Restate, word for word, every line of the data.

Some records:
----

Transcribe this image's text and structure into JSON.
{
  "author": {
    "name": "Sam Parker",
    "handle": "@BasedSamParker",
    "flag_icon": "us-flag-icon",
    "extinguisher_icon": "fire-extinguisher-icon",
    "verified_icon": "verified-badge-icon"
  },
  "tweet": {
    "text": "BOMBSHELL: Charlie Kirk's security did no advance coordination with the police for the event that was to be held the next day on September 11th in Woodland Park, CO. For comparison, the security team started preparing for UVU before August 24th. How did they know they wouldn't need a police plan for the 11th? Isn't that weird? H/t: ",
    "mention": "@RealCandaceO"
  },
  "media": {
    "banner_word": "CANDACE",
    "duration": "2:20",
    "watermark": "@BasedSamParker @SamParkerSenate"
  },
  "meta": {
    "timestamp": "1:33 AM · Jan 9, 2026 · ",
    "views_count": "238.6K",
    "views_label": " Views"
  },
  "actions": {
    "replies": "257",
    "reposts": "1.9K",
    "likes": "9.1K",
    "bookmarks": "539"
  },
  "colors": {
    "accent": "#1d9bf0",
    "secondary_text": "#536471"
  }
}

----

Output for this exercise:
Transcribe this image's text and structure into JSON.
{
  "author": {
    "name": "Sam Parker",
    "handle": "@BasedSamParker",
    "flag_icon": "us-flag-icon",
    "extinguisher_icon": "fire-extinguisher-icon",
    "verified_icon": "verified-badge-icon"
  },
  "tweet": {
    "text": "BOMBSHELL: Charlie Kirk's security did no advance coordination with the police for the event that was to be held the next day on September 11th in Woodland Park, CO. For comparison, the security team started preparing for UVU before August 24th. How did they know they wouldn't need a police plan for the 11th? Isn't that weird? H/t: ",
    "mention": "@RealCandaceO"
  },
  "media": {
    "banner_word": "CANDACE",
    "duration": "2:20",
    "watermark": "@BasedSamParker @SamParkerSenate"
  },
  "meta": {
    "timestamp": "1:33 AM · Jan 9, 2026 · ",
    "views_count": "238.6K",
    "views_label": " Views"
  },
  "actions": {
    "replies": "257",
    "reposts": "1.9K",
    "likes": "9.1K",
    "bookmarks": "539"
  },
  "colors": {
    "accent": "#1d9bf0",
    "secondary_text": "#536471"
  }
}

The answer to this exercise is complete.